◆ Problem statement
When the word "besthit" shows up in a line of the records below, copy that line.

:: Data under study

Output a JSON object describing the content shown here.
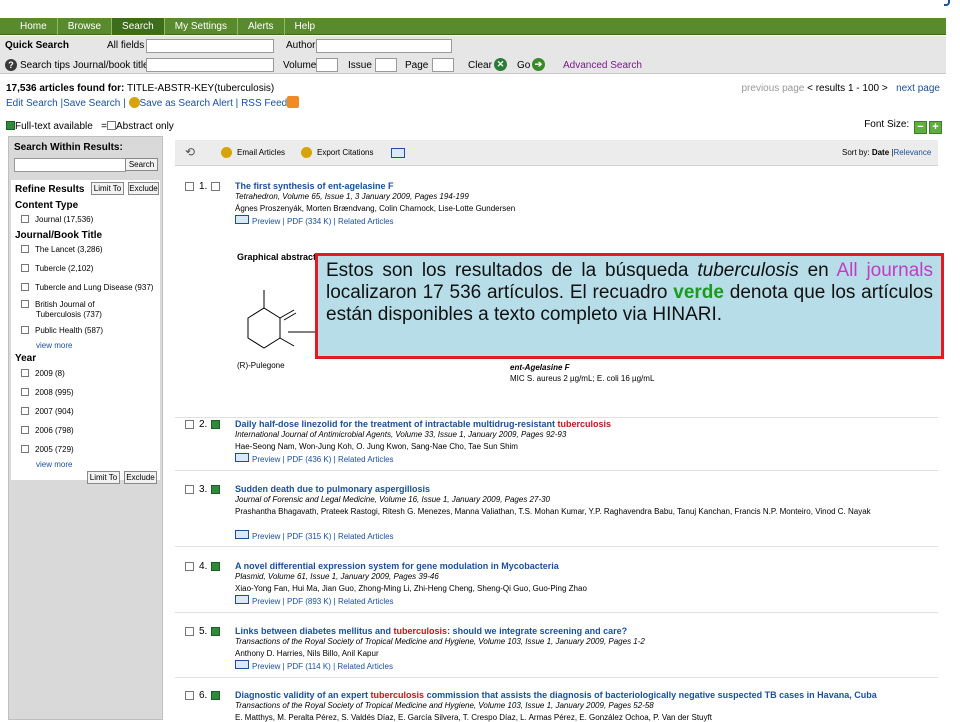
{
  "nav": {
    "tabs": [
      "Home",
      "Browse",
      "Search",
      "My Settings",
      "Alerts",
      "Help"
    ],
    "active": "Search"
  },
  "quick_search": {
    "title": "Quick Search",
    "all_fields_label": "All fields",
    "author_label": "Author",
    "search_tips_label": "Search tips",
    "journal_label": "Journal/book title",
    "volume_label": "Volume",
    "issue_label": "Issue",
    "page_label": "Page",
    "clear_label": "Clear",
    "go_label": "Go",
    "advanced_label": "Advanced Search"
  },
  "results_header": {
    "count_label": "17,536 articles found for:",
    "query": "TITLE-ABSTR-KEY(tuberculosis)",
    "edit_search": "Edit Search",
    "save_search": "Save Search",
    "save_alert": "Save as Search Alert",
    "rss_feed": "RSS Feed",
    "previous_page": "previous page",
    "results_range": "< results 1 - 100 >",
    "next_page": "next page"
  },
  "legend": {
    "full_text": "Full-text available",
    "abstract_only": "Abstract only",
    "font_size_label": "Font Size:"
  },
  "sidebar": {
    "search_within_title": "Search Within Results:",
    "search_button": "Search",
    "refine_title": "Refine Results",
    "limit_to": "Limit To",
    "exclude": "Exclude",
    "content_type_title": "Content Type",
    "content_type_items": [
      "Journal (17,536)"
    ],
    "journal_title": "Journal/Book Title",
    "journal_items": [
      "The Lancet (3,286)",
      "Tubercle (2,102)",
      "Tubercle and Lung Disease (937)",
      "British Journal of",
      "Tuberculosis (737)",
      "Public Health (587)"
    ],
    "view_more": "view more",
    "year_title": "Year",
    "year_items": [
      "2009 (8)",
      "2008 (995)",
      "2007 (904)",
      "2006 (798)",
      "2005 (729)"
    ]
  },
  "toolbar": {
    "email_articles": "Email Articles",
    "export_citations": "Export Citations",
    "sort_by_label": "Sort by:",
    "sort_date": "Date",
    "sort_relevance": "Relevance"
  },
  "results": [
    {
      "num": "1.",
      "title": "The first synthesis of ent-agelasine F",
      "source": "Tetrahedron, Volume 65, Issue 1, 3 January 2009, Pages 194-199",
      "authors": "Ágnes Proszenyák, Morten Brændvang, Colin Charnock, Lise-Lotte Gundersen",
      "links": "Preview | PDF (334 K) | Related Articles",
      "full_text": false
    },
    {
      "num": "2.",
      "title_pre": "Daily half-dose linezolid for the treatment of intractable multidrug-resistant ",
      "title_hl": "tuberculosis",
      "title_post": "",
      "source": "International Journal of Antimicrobial Agents, Volume 33, Issue 1, January 2009, Pages 92-93",
      "authors": "Hae-Seong Nam, Won-Jung Koh, O. Jung Kwon, Sang-Nae Cho, Tae Sun Shim",
      "links": "Preview | PDF (436 K) | Related Articles",
      "full_text": true
    },
    {
      "num": "3.",
      "title": "Sudden death due to pulmonary aspergillosis",
      "source": "Journal of Forensic and Legal Medicine, Volume 16, Issue 1, January 2009, Pages 27-30",
      "authors": "Prashantha Bhagavath, Prateek Rastogi, Ritesh G. Menezes, Manna Valiathan, T.S. Mohan Kumar, Y.P. Raghavendra Babu, Tanuj Kanchan, Francis N.P. Monteiro, Vinod C. Nayak",
      "links": "Preview | PDF (315 K) | Related Articles",
      "full_text": true
    },
    {
      "num": "4.",
      "title": "A novel differential expression system for gene modulation in Mycobacteria",
      "source": "Plasmid, Volume 61, Issue 1, January 2009, Pages 39-46",
      "authors": "Xiao-Yong Fan, Hui Ma, Jian Guo, Zhong-Ming Li, Zhi-Heng Cheng, Sheng-Qi Guo, Guo-Ping Zhao",
      "links": "Preview | PDF (893 K) | Related Articles",
      "full_text": true
    },
    {
      "num": "5.",
      "title_pre": "Links between diabetes mellitus and ",
      "title_hl": "tuberculosis",
      "title_post": ": should we integrate screening and care?",
      "source": "Transactions of the Royal Society of Tropical Medicine and Hygiene, Volume 103, Issue 1, January 2009, Pages 1-2",
      "authors": "Anthony D. Harries, Nils Billo, Anil Kapur",
      "links": "Preview | PDF (114 K) | Related Articles",
      "full_text": true
    },
    {
      "num": "6.",
      "title_pre": "Diagnostic validity of an expert ",
      "title_hl": "tuberculosis",
      "title_post": " commission that assists the diagnosis of bacteriologically negative suspected TB cases in Havana, Cuba",
      "source": "Transactions of the Royal Society of Tropical Medicine and Hygiene, Volume 103, Issue 1, January 2009, Pages 52-58",
      "authors": "E. Matthys, M. Peralta Pérez, S. Valdés Díaz, E. García Silvera, T. Crespo Díaz, L. Armas Pérez, E. González Ochoa, P. Van der Stuyft",
      "links": "",
      "full_text": true
    }
  ],
  "graphical_abstract": {
    "title": "Graphical abstract",
    "left_label": "(R)-Pulegone",
    "right_label": "ent-Agelasine F",
    "mic": "MIC S. aureus 2 µg/mL; E. coli 16 µg/mL"
  },
  "callout": {
    "part1": "Estos son los resultados de la búsqueda ",
    "term": "tuberculosis",
    "part2": " en ",
    "journals": "All journals",
    "part3": " localizaron  17 536 artículos. El recuadro ",
    "verde": "verde",
    "part4": " denota que los artículos están disponibles  a texto completo via HINARI."
  },
  "colors": {
    "nav_green": "#5a8a2e",
    "full_text_green": "#2f8a3a",
    "link_blue": "#1a4f9c",
    "highlight_red": "#c8121d",
    "callout_bg": "#b7dde8",
    "callout_border": "#e21b23"
  }
}
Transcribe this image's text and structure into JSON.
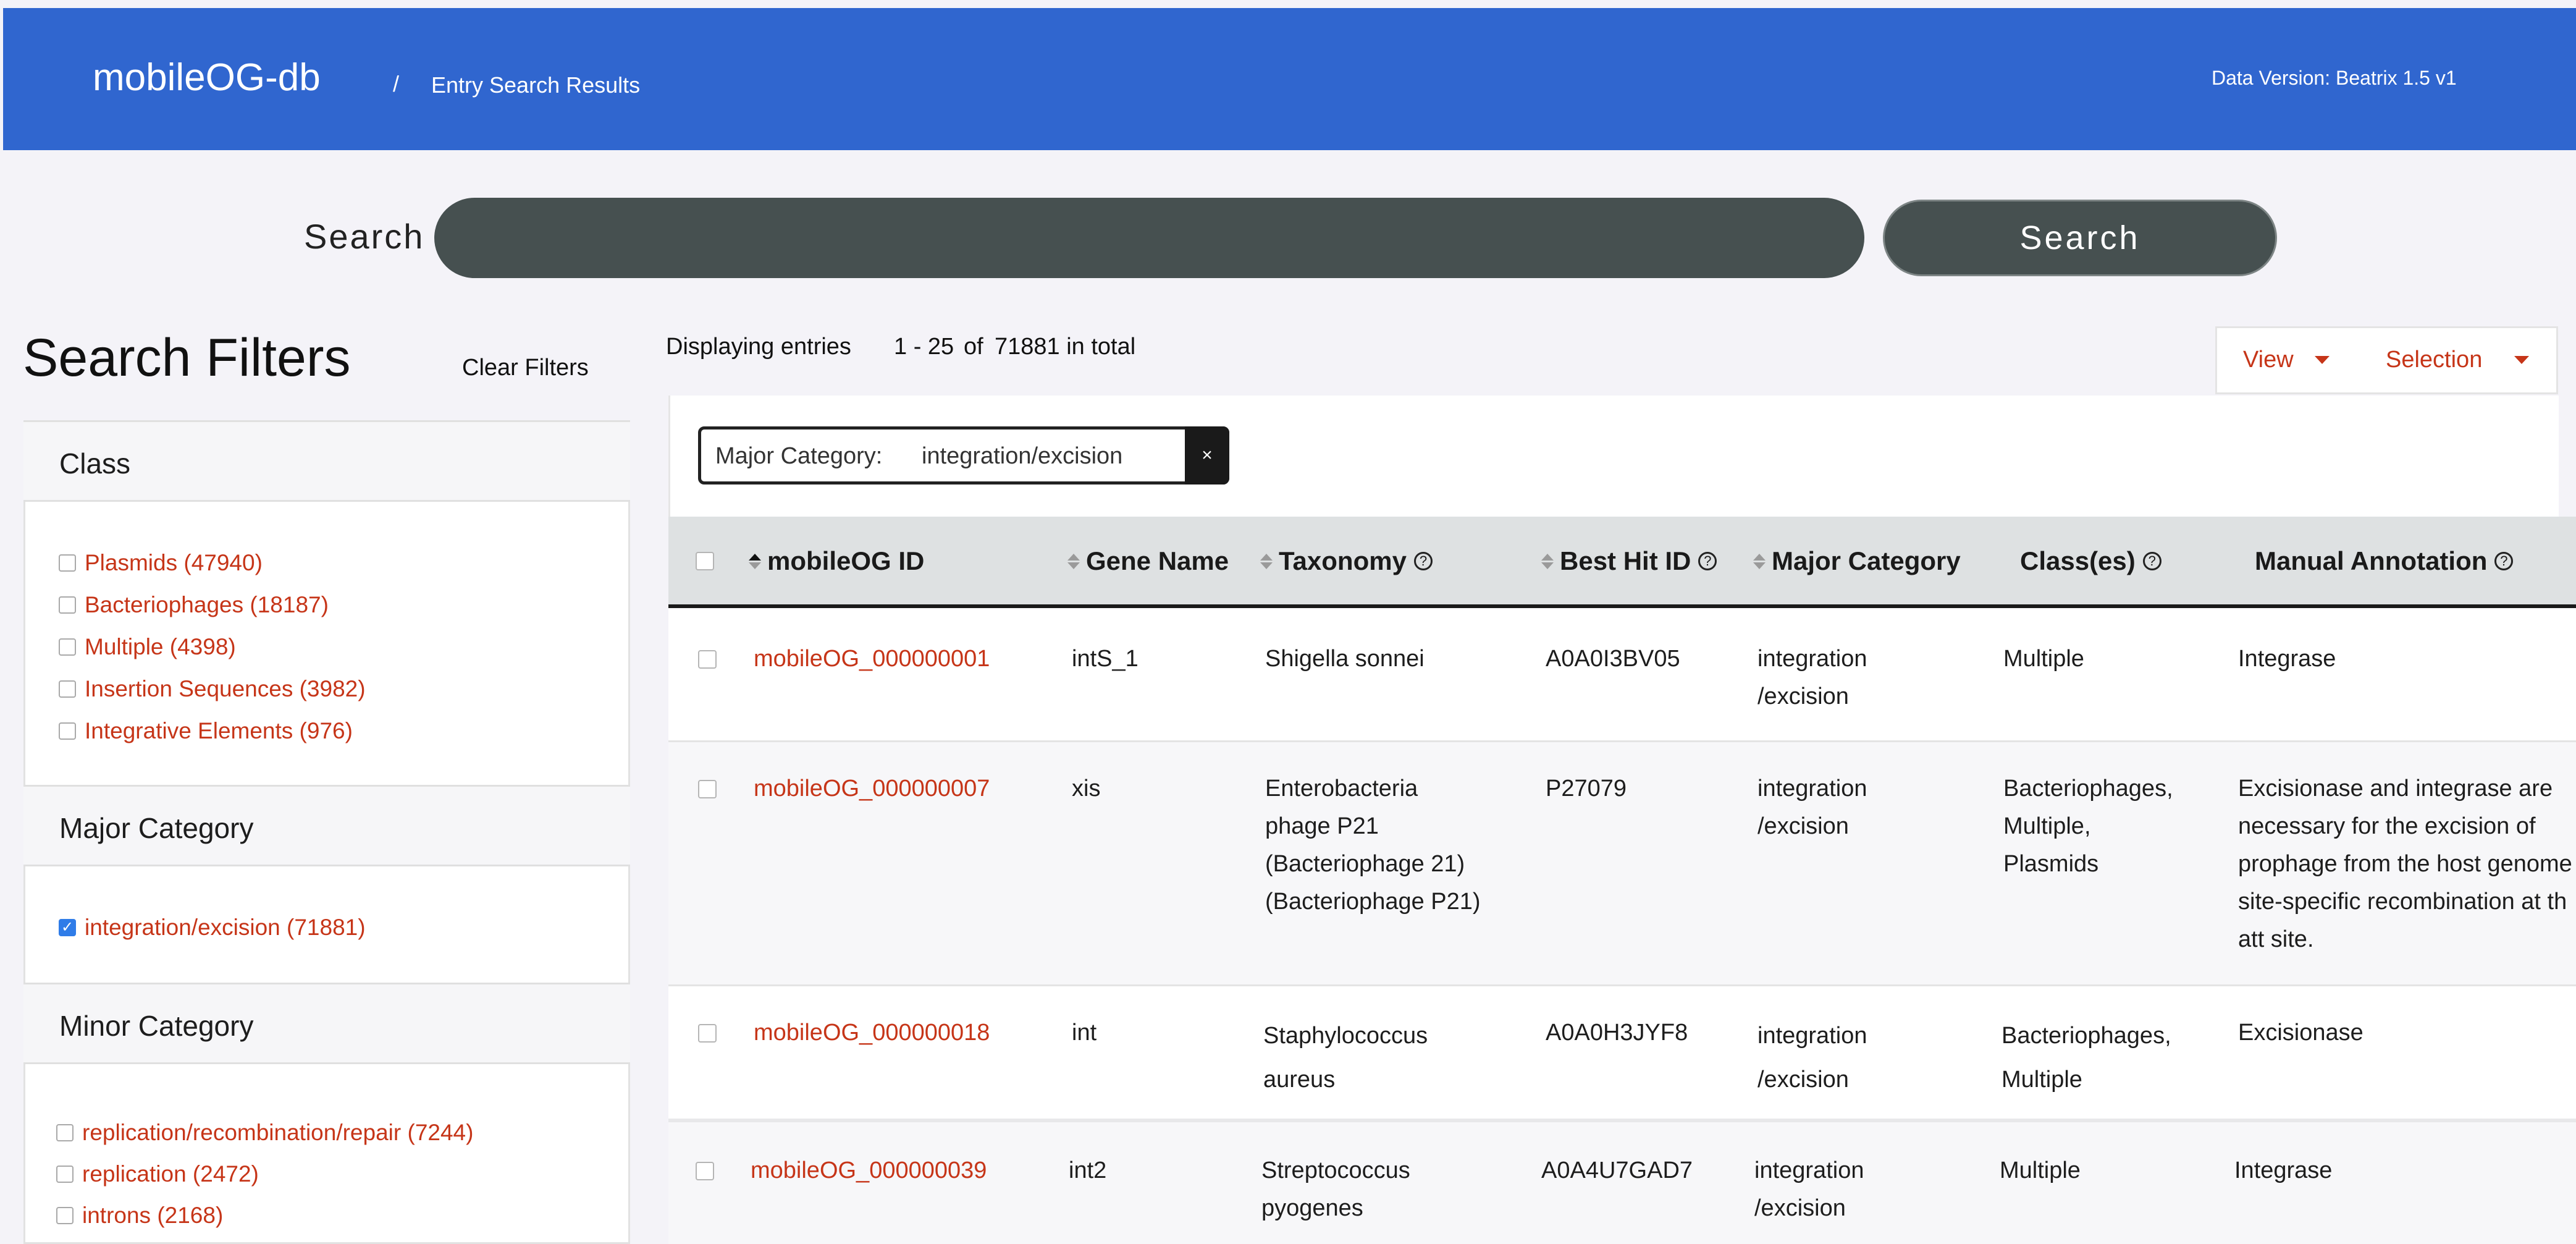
{
  "header": {
    "app_title": "mobileOG-db",
    "breadcrumb_sep": "/",
    "breadcrumb_current": "Entry Search Results",
    "data_version": "Data Version: Beatrix 1.5 v1"
  },
  "search": {
    "label": "Search",
    "placeholder": "",
    "button_label": "Search"
  },
  "filters": {
    "title": "Search Filters",
    "clear_label": "Clear Filters",
    "class": {
      "heading": "Class",
      "items": [
        {
          "label": "Plasmids (47940)",
          "checked": false
        },
        {
          "label": "Bacteriophages (18187)",
          "checked": false
        },
        {
          "label": "Multiple (4398)",
          "checked": false
        },
        {
          "label": "Insertion Sequences (3982)",
          "checked": false
        },
        {
          "label": "Integrative Elements (976)",
          "checked": false
        }
      ]
    },
    "major": {
      "heading": "Major Category",
      "items": [
        {
          "label": "integration/excision (71881)",
          "checked": true
        }
      ]
    },
    "minor": {
      "heading": "Minor Category",
      "items": [
        {
          "label": "replication/recombination/repair (7244)",
          "checked": false
        },
        {
          "label": "replication (2472)",
          "checked": false
        },
        {
          "label": "introns (2168)",
          "checked": false
        }
      ]
    }
  },
  "results": {
    "displaying_label": "Displaying entries",
    "range": "1 - 25",
    "of_label": "of",
    "total": "71881 in total",
    "view_label": "View",
    "selection_label": "Selection",
    "chip_label": "Major Category:",
    "chip_value": "integration/excision",
    "chip_close": "×"
  },
  "table": {
    "columns": {
      "id": "mobileOG ID",
      "gene": "Gene Name",
      "taxonomy": "Taxonomy",
      "besthit": "Best Hit ID",
      "major": "Major Category",
      "classes": "Class(es)",
      "annotation": "Manual Annotation"
    },
    "help_glyph": "?",
    "rows": [
      {
        "id": "mobileOG_000000001",
        "gene": "intS_1",
        "taxonomy": "Shigella sonnei",
        "besthit": "A0A0I3BV05",
        "major": "integration\n/excision",
        "classes": "Multiple",
        "annotation": "Integrase"
      },
      {
        "id": "mobileOG_000000007",
        "gene": "xis",
        "taxonomy": "Enterobacteria\nphage P21\n(Bacteriophage 21)\n(Bacteriophage P21)",
        "besthit": "P27079",
        "major": "integration\n/excision",
        "classes": "Bacteriophages,\nMultiple,\nPlasmids",
        "annotation": "Excisionase and integrase are\nnecessary for the excision of\nprophage from the host genome\nsite-specific recombination at th\natt site."
      },
      {
        "id": "mobileOG_000000018",
        "gene": "int",
        "taxonomy": "Staphylococcus\naureus",
        "besthit": "A0A0H3JYF8",
        "major": "integration\n/excision",
        "classes": "Bacteriophages,\nMultiple",
        "annotation": "Excisionase"
      },
      {
        "id": "mobileOG_000000039",
        "gene": "int2",
        "taxonomy": "Streptococcus\npyogenes",
        "besthit": "A0A4U7GAD7",
        "major": "integration\n/excision",
        "classes": "Multiple",
        "annotation": "Integrase"
      }
    ]
  }
}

::::

◆ Solution to the problem
      "besthit": "Best Hit ID",
        "besthit": "A0A0I3BV05",
        "besthit": "P27079",
        "besthit": "A0A0H3JYF8",
        "besthit": "A0A4U7GAD7",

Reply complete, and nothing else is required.